Start of INPUT MATERIAL

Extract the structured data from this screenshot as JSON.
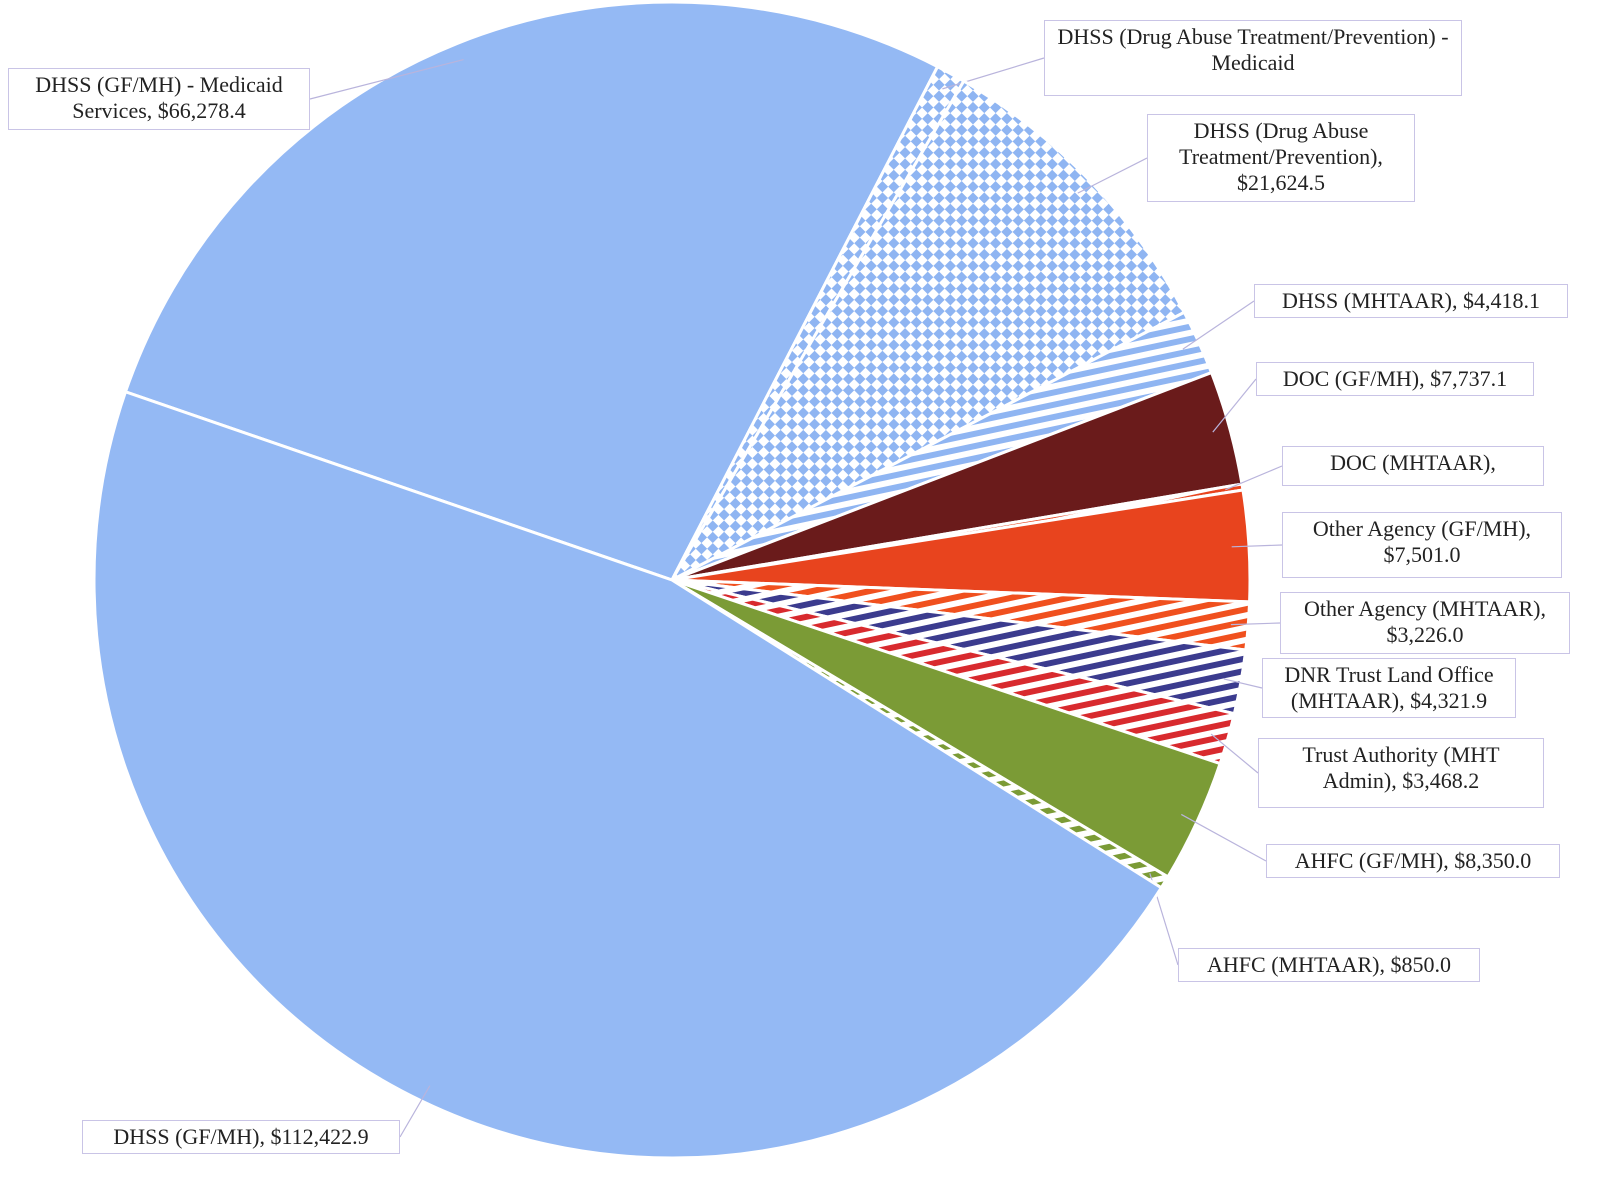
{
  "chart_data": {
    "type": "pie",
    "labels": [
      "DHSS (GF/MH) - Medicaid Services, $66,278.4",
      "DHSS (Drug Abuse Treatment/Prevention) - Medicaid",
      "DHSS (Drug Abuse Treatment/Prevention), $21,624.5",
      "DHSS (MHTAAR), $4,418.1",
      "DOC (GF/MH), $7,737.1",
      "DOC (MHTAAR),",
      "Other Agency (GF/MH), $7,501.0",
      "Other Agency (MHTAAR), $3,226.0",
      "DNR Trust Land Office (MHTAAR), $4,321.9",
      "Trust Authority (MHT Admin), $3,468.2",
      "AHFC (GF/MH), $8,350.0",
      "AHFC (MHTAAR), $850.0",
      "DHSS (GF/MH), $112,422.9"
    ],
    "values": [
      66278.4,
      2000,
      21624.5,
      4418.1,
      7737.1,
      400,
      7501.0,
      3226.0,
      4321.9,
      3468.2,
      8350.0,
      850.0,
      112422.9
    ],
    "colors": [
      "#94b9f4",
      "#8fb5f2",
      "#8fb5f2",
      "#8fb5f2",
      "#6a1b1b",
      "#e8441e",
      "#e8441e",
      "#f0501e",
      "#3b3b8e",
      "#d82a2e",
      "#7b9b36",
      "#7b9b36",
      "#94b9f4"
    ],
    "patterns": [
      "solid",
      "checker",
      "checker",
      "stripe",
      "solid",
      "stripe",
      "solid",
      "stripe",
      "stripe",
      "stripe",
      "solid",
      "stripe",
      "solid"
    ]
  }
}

End of INPUT MATERIAL

§ OBJECTIVE
Where a line in the material contains "Drug", copy that line.

§ EXERCISE RESPONSE
      "DHSS (Drug Abuse Treatment/Prevention) - Medicaid",
      "DHSS (Drug Abuse Treatment/Prevention), $21,624.5",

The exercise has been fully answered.